**Task directions**
Keep every line where the word "Grayscale" appears; drop the rest.

[Collected data]
________________________
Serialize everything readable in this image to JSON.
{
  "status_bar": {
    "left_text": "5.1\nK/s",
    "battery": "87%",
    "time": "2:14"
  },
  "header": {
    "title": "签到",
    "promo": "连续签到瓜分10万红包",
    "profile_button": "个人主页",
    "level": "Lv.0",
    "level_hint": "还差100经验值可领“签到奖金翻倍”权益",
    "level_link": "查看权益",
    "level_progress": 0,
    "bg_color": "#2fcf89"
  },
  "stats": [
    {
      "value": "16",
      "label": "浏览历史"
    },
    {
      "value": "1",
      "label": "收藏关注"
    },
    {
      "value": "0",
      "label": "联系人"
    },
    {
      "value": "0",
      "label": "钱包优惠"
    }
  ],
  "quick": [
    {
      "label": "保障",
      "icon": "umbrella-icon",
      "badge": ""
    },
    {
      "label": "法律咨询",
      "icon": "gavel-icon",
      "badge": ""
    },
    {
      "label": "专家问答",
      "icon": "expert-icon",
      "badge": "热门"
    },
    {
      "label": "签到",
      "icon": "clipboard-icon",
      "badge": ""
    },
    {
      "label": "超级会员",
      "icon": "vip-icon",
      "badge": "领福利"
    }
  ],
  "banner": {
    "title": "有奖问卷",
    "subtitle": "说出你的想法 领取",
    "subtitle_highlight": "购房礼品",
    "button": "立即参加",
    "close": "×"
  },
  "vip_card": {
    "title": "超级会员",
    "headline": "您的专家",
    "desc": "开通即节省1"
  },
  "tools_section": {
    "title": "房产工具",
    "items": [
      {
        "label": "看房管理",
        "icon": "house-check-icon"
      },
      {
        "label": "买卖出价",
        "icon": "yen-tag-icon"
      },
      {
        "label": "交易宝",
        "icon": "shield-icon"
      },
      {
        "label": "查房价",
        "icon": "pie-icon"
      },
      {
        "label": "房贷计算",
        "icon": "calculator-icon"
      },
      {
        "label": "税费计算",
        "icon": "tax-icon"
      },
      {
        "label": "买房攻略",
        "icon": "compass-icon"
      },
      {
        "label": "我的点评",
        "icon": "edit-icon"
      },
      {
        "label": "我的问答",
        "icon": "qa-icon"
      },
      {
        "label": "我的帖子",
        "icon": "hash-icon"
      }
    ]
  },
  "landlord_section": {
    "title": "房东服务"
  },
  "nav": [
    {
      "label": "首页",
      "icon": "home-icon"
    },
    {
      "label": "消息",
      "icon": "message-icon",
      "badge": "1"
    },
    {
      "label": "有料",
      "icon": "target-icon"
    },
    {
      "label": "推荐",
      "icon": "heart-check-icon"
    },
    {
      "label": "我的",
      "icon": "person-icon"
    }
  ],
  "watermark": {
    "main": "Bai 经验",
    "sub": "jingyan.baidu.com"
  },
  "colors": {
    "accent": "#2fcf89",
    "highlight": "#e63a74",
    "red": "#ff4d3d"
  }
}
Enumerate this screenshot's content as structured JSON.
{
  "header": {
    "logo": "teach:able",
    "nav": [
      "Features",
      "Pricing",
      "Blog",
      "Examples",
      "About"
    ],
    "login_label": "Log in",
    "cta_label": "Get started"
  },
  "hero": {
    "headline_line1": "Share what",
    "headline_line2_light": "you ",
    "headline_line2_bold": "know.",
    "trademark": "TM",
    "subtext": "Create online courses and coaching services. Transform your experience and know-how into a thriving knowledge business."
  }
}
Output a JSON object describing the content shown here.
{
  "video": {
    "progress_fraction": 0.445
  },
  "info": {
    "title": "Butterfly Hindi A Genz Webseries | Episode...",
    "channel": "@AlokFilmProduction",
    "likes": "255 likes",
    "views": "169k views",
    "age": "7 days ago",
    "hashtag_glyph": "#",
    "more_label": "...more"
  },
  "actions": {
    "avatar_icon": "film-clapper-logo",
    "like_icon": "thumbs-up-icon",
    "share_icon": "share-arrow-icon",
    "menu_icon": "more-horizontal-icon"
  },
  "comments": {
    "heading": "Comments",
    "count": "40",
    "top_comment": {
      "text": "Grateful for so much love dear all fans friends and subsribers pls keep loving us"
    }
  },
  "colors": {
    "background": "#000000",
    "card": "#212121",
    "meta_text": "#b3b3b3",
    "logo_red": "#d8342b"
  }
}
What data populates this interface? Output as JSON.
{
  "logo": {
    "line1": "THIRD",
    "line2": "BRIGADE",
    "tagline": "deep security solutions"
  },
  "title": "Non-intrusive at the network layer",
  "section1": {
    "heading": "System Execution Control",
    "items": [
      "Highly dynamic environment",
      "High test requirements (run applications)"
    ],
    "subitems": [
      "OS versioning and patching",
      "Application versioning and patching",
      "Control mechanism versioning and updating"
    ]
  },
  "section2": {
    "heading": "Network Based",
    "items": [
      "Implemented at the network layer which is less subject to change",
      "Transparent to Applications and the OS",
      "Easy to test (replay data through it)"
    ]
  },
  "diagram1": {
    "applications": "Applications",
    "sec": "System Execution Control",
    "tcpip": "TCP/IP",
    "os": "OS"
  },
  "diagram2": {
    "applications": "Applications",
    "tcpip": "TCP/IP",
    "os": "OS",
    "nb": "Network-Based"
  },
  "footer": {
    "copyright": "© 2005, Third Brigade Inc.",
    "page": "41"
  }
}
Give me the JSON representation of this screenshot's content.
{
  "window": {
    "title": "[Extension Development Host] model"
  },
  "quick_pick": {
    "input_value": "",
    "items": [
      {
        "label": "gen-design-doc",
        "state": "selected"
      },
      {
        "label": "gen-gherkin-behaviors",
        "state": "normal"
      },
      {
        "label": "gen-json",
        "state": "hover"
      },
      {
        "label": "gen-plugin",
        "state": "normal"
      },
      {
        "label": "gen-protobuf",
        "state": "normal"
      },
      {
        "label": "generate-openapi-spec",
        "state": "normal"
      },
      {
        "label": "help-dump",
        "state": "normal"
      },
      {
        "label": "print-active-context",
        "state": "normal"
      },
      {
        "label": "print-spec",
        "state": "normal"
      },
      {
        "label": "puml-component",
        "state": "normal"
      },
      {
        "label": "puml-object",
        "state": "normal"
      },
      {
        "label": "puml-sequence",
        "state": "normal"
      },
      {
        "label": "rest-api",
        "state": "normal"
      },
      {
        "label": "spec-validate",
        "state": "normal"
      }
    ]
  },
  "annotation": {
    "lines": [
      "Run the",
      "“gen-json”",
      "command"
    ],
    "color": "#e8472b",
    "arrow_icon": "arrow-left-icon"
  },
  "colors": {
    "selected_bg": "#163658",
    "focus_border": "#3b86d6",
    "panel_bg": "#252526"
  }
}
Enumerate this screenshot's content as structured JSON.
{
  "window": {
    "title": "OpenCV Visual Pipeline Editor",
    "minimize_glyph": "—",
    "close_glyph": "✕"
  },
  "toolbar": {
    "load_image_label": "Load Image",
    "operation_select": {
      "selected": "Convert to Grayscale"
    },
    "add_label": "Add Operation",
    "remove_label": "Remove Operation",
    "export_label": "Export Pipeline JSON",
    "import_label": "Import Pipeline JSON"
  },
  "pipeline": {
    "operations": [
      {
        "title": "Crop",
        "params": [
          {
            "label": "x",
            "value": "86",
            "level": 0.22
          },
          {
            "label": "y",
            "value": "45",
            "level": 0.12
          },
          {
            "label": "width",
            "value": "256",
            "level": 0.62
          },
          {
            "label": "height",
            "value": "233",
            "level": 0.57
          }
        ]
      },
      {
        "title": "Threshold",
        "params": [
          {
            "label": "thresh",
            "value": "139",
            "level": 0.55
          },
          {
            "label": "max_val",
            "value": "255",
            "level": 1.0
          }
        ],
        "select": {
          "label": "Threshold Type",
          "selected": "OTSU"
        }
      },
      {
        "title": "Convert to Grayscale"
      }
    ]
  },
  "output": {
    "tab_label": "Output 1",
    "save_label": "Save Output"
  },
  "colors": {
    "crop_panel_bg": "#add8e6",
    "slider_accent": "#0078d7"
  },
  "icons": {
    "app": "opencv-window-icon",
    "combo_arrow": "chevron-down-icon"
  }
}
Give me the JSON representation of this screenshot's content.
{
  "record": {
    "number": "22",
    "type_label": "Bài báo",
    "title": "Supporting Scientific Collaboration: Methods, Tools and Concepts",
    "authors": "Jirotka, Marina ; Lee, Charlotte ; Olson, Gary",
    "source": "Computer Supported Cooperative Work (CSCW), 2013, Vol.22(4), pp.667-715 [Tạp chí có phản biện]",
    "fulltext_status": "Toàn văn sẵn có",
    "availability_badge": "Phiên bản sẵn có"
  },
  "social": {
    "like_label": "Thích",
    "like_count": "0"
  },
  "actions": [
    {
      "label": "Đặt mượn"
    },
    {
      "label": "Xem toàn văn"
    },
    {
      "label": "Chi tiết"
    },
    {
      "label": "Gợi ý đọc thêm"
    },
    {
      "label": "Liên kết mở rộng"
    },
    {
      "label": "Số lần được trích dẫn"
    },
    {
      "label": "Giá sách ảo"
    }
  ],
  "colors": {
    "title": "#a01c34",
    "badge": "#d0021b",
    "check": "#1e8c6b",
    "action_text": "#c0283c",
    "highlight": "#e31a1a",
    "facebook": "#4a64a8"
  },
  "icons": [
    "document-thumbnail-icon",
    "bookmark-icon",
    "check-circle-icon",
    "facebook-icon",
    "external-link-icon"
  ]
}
________________________
**Exercise result**
      "selected": "Convert to Grayscale"
        "title": "Convert to Grayscale"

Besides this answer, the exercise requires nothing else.